TO DO - Give every line from the entries that contains "text".

Dataset records:
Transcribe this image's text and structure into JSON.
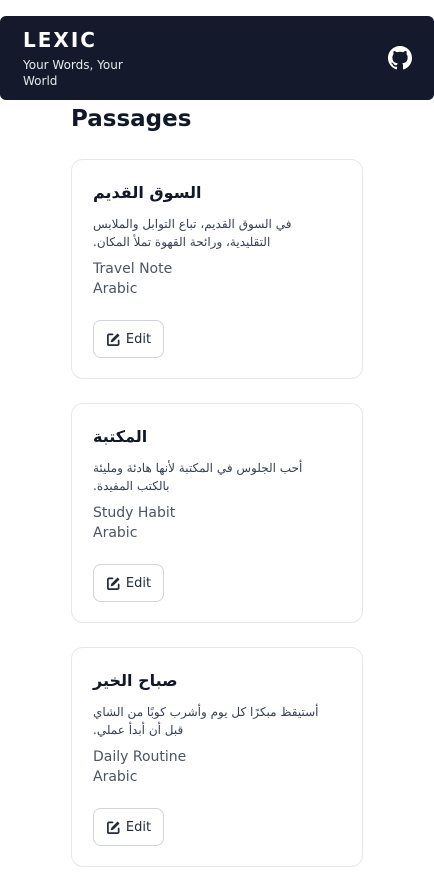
{
  "header": {
    "title": "LEXIC",
    "tagline": "Your Words, Your World",
    "github_icon": "github-icon"
  },
  "page": {
    "title": "Passages"
  },
  "passages": [
    {
      "title": "السوق القديم",
      "text": "في السوق القديم، تباع التوابل والملابس التقليدية، ورائحة القهوة تملأ المكان.",
      "category": "Travel Note",
      "language": "Arabic",
      "edit_label": "Edit"
    },
    {
      "title": "المكتبة",
      "text": "أحب الجلوس في المكتبة لأنها هادئة ومليئة بالكتب المفيدة.",
      "category": "Study Habit",
      "language": "Arabic",
      "edit_label": "Edit"
    },
    {
      "title": "صباح الخير",
      "text": "أستيقظ مبكرًا كل يوم وأشرب كوبًا من الشاي قبل أن أبدأ عملي.",
      "category": "Daily Routine",
      "language": "Arabic",
      "edit_label": "Edit"
    }
  ]
}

IN RESPONSE -
Transcribe this image's text and structure into JSON.
      "text": "في السوق القديم، تباع التوابل والملابس التقليدية، ورائحة القهوة تملأ المكان.",
      "text": "أحب الجلوس في المكتبة لأنها هادئة ومليئة بالكتب المفيدة.",
      "text": "أستيقظ مبكرًا كل يوم وأشرب كوبًا من الشاي قبل أن أبدأ عملي.",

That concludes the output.